_Dataset listings of figures_

********

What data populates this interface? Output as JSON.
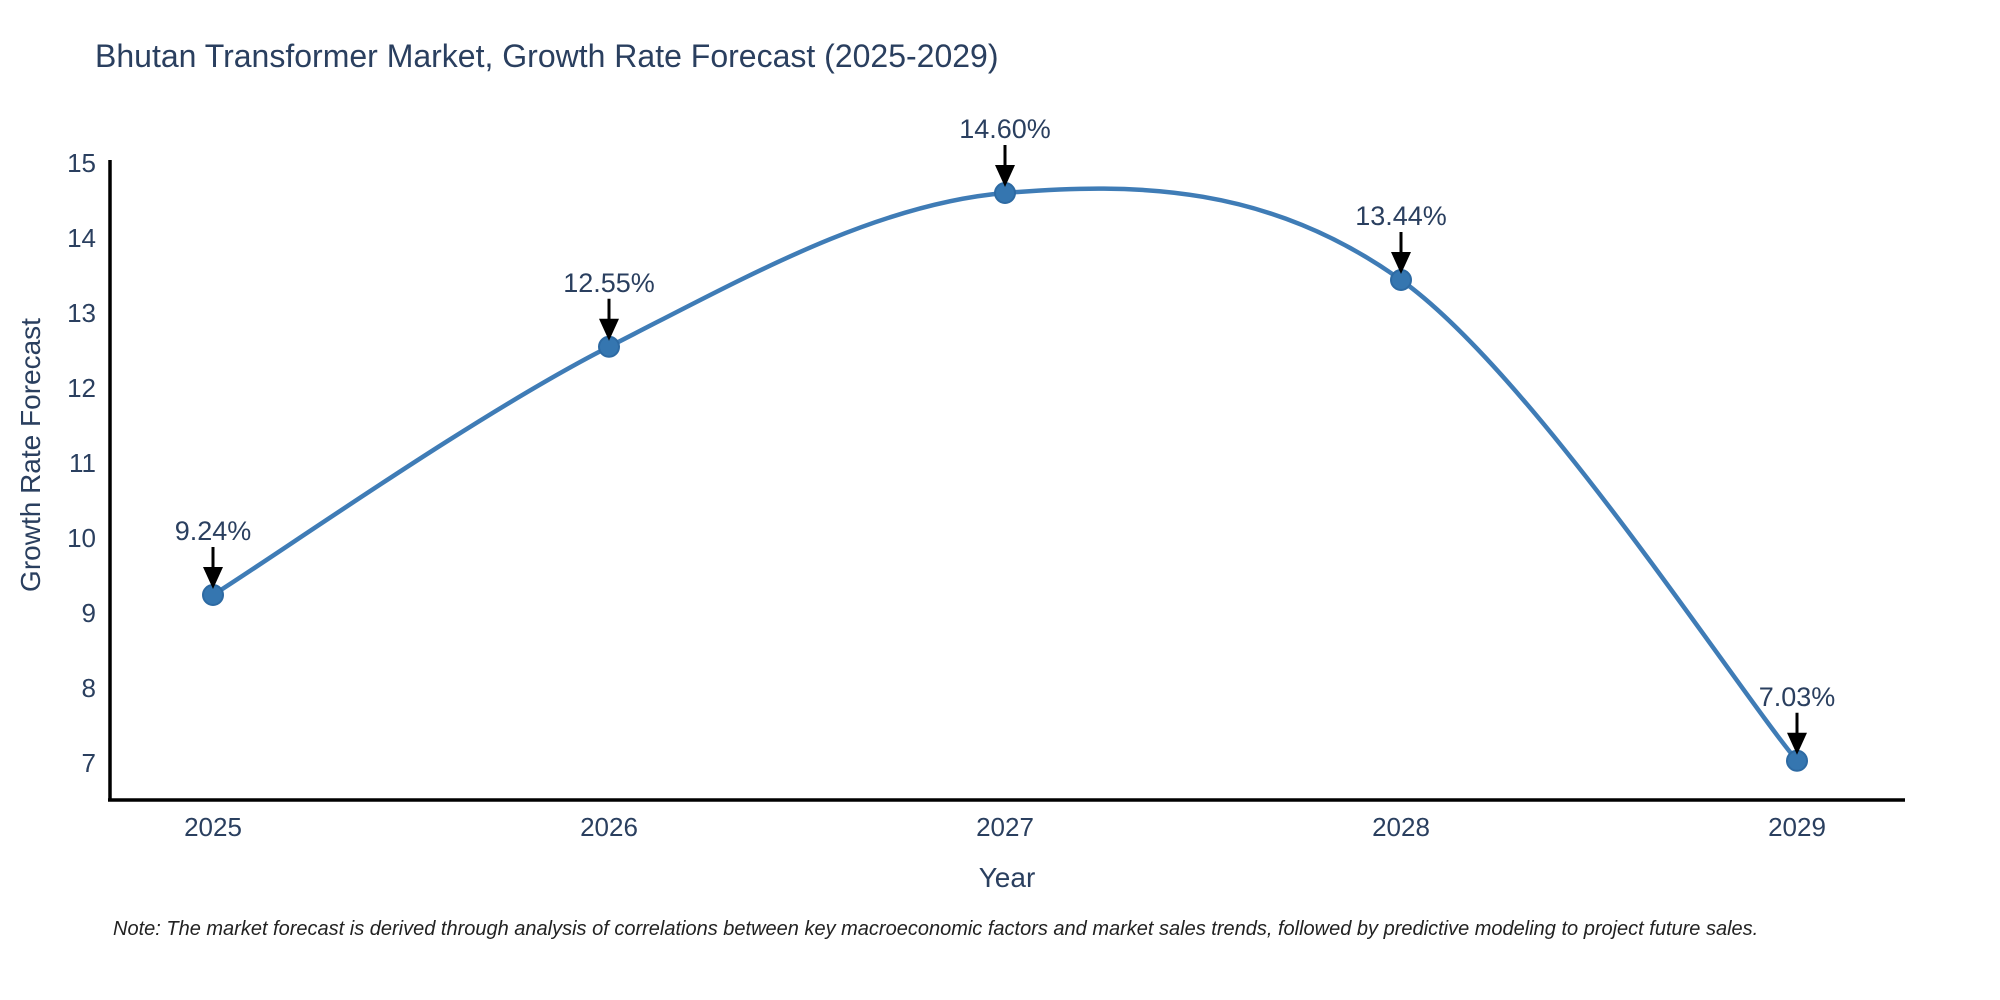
{
  "page": {
    "note": "Note: The market forecast is derived through analysis of correlations between key macroeconomic factors and market sales trends, followed by predictive modeling to project future sales."
  },
  "chart_data": {
    "type": "line",
    "title": "Bhutan Transformer Market, Growth Rate Forecast (2025-2029)",
    "xlabel": "Year",
    "ylabel": "Growth Rate Forecast",
    "categories": [
      "2025",
      "2026",
      "2027",
      "2028",
      "2029"
    ],
    "values": [
      9.24,
      12.55,
      14.6,
      13.44,
      7.03
    ],
    "point_labels": [
      "9.24%",
      "12.55%",
      "14.60%",
      "13.44%",
      "7.03%"
    ],
    "ylim": [
      7,
      15
    ],
    "yticks": [
      7,
      8,
      9,
      10,
      11,
      12,
      13,
      14,
      15
    ],
    "line_shape": "spline",
    "grid": false,
    "legend_position": "none",
    "annotation_style": "arrow-down-to-point",
    "colors": {
      "line": "#3f7cb6",
      "marker_fill": "#3576b0",
      "marker_edge": "#2d6aa3",
      "axis_line": "#000000",
      "tick_text": "#2a3f5f",
      "title_text": "#2a3f5f",
      "annotation_text": "#2a3f5f",
      "arrow": "#000000",
      "note_text": "#222222",
      "background": "#ffffff"
    }
  }
}
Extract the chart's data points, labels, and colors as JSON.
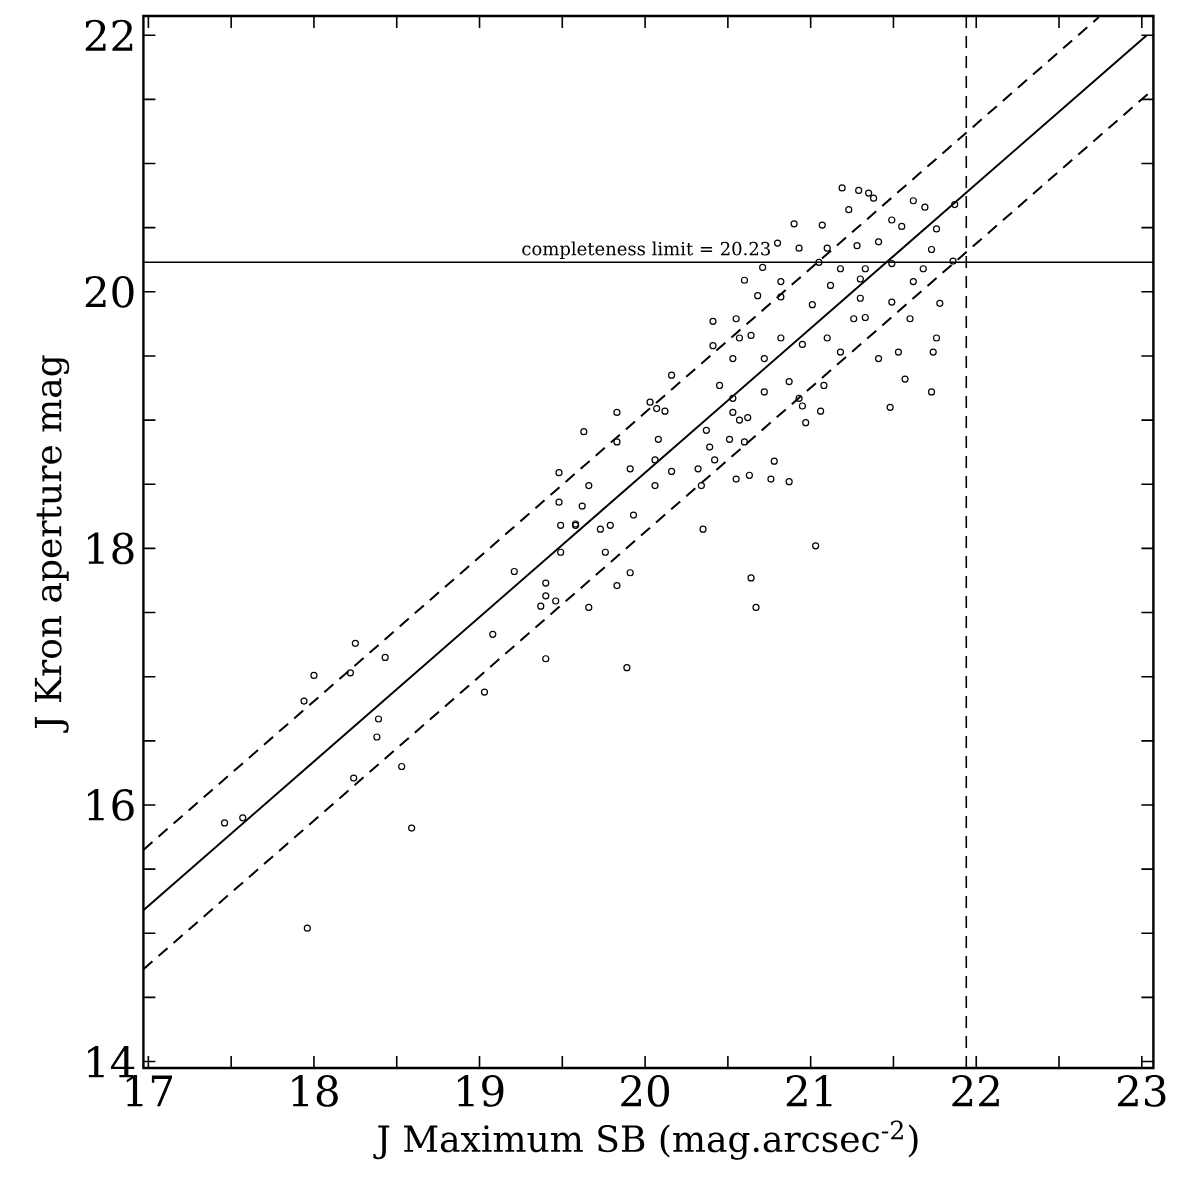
{
  "chart_data": {
    "type": "scatter",
    "xlabel": "J Maximum SB (mag.arcsec$^{-2}$)",
    "ylabel": "J Kron aperture mag",
    "xlim": [
      16.97,
      23.07
    ],
    "ylim": [
      13.95,
      22.15
    ],
    "xticks": [
      17,
      {
        "value": 17.5,
        "label": null
      },
      18,
      {
        "value": 18.5,
        "label": null
      },
      19,
      {
        "value": 19.5,
        "label": null
      },
      20,
      {
        "value": 20.5,
        "label": null
      },
      21,
      {
        "value": 21.5,
        "label": null
      },
      22,
      {
        "value": 22.5,
        "label": null
      },
      23
    ],
    "yticks": [
      14,
      {
        "value": 14.5,
        "label": null
      },
      {
        "value": 15,
        "label": null
      },
      {
        "value": 15.5,
        "label": null
      },
      16,
      {
        "value": 16.5,
        "label": null
      },
      {
        "value": 17,
        "label": null
      },
      {
        "value": 17.5,
        "label": null
      },
      18,
      {
        "value": 18.5,
        "label": null
      },
      {
        "value": 19,
        "label": null
      },
      {
        "value": 19.5,
        "label": null
      },
      20,
      {
        "value": 20.5,
        "label": null
      },
      {
        "value": 21,
        "label": null
      },
      {
        "value": 21.5,
        "label": null
      },
      22
    ],
    "ref_lines": [
      {
        "axis": "y",
        "value": 20.23,
        "label": "completeness limit = 20.23",
        "color": "#000000",
        "line_style": "solid"
      },
      {
        "axis": "x",
        "value": 21.94,
        "color": "#000000",
        "line_style": "dashed"
      }
    ],
    "series": [
      {
        "color": "#000000",
        "marker": "circle",
        "x": [
          21.19,
          21.29,
          21.35,
          21.38,
          21.62,
          21.69,
          21.23,
          20.9,
          21.07,
          21.49,
          21.55,
          21.76,
          20.8,
          20.93,
          21.1,
          21.28,
          21.41,
          21.73,
          21.87,
          20.71,
          21.05,
          21.18,
          21.33,
          21.49,
          21.68,
          21.86,
          20.6,
          20.82,
          21.12,
          21.3,
          21.62,
          20.41,
          20.55,
          20.68,
          20.82,
          21.01,
          21.3,
          21.49,
          21.78,
          20.57,
          20.64,
          20.82,
          20.95,
          21.1,
          21.26,
          21.33,
          21.6,
          20.41,
          20.53,
          20.72,
          21.18,
          21.41,
          21.53,
          21.76,
          21.74,
          20.16,
          20.45,
          20.53,
          20.72,
          20.87,
          20.93,
          21.08,
          21.57,
          21.73,
          21.48,
          20.03,
          20.07,
          20.12,
          19.83,
          19.63,
          19.83,
          20.08,
          20.37,
          20.53,
          20.62,
          20.95,
          20.97,
          21.06,
          20.57,
          20.51,
          20.6,
          19.66,
          19.91,
          20.06,
          20.16,
          20.32,
          20.39,
          20.34,
          20.42,
          20.55,
          20.63,
          20.78,
          20.87,
          20.76,
          19.62,
          19.73,
          19.79,
          19.93,
          20.06,
          20.35,
          21.03,
          20.64,
          20.67,
          19.49,
          19.58,
          19.76,
          19.91,
          19.83,
          19.66,
          19.89,
          17.46,
          17.57,
          17.96,
          17.94,
          18.0,
          18.22,
          18.25,
          18.43,
          18.24,
          18.38,
          18.39,
          18.53,
          18.59,
          19.03,
          19.08,
          19.4,
          19.37,
          19.46,
          19.4,
          19.48,
          19.48,
          19.49,
          19.58,
          19.21,
          19.4
        ],
        "values": [
          20.81,
          20.79,
          20.77,
          20.73,
          20.71,
          20.66,
          20.64,
          20.53,
          20.52,
          20.56,
          20.51,
          20.49,
          20.38,
          20.34,
          20.34,
          20.36,
          20.39,
          20.33,
          20.68,
          20.19,
          20.23,
          20.18,
          20.18,
          20.22,
          20.18,
          20.24,
          20.09,
          20.08,
          20.05,
          20.1,
          20.08,
          19.77,
          19.79,
          19.97,
          19.96,
          19.9,
          19.95,
          19.92,
          19.91,
          19.64,
          19.66,
          19.64,
          19.59,
          19.64,
          19.79,
          19.8,
          19.79,
          19.58,
          19.48,
          19.48,
          19.53,
          19.48,
          19.53,
          19.64,
          19.53,
          19.35,
          19.27,
          19.17,
          19.22,
          19.3,
          19.17,
          19.27,
          19.32,
          19.22,
          19.1,
          19.14,
          19.09,
          19.07,
          19.06,
          18.91,
          18.83,
          18.85,
          18.92,
          19.06,
          19.02,
          19.11,
          18.98,
          19.07,
          19.0,
          18.85,
          18.83,
          18.49,
          18.62,
          18.69,
          18.6,
          18.62,
          18.79,
          18.49,
          18.69,
          18.54,
          18.57,
          18.68,
          18.52,
          18.54,
          18.33,
          18.15,
          18.18,
          18.26,
          18.49,
          18.15,
          18.02,
          17.77,
          17.54,
          17.97,
          18.19,
          17.97,
          17.81,
          17.71,
          17.54,
          17.07,
          15.86,
          15.9,
          15.04,
          16.81,
          17.01,
          17.03,
          17.26,
          17.15,
          16.21,
          16.53,
          16.67,
          16.3,
          15.82,
          16.88,
          17.33,
          17.14,
          17.55,
          17.59,
          17.73,
          18.59,
          18.36,
          18.18,
          18.18,
          17.82,
          17.63
        ]
      },
      {
        "type": "line",
        "color": "#000000",
        "line_style": "solid",
        "x": [
          16.97,
          23.03
        ],
        "values": [
          15.18,
          22.0
        ]
      },
      {
        "type": "line",
        "color": "#000000",
        "line_style": "dashed",
        "x": [
          16.97,
          22.74
        ],
        "values": [
          15.65,
          22.14
        ]
      },
      {
        "type": "line",
        "color": "#000000",
        "line_style": "dashed",
        "x": [
          16.97,
          23.07
        ],
        "values": [
          14.72,
          21.58
        ]
      }
    ]
  }
}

********

_What this task involves_
Tally up the lines in the preceding listing that contain the string "Growth". Respond with the number and nothing else.

_Task output_
2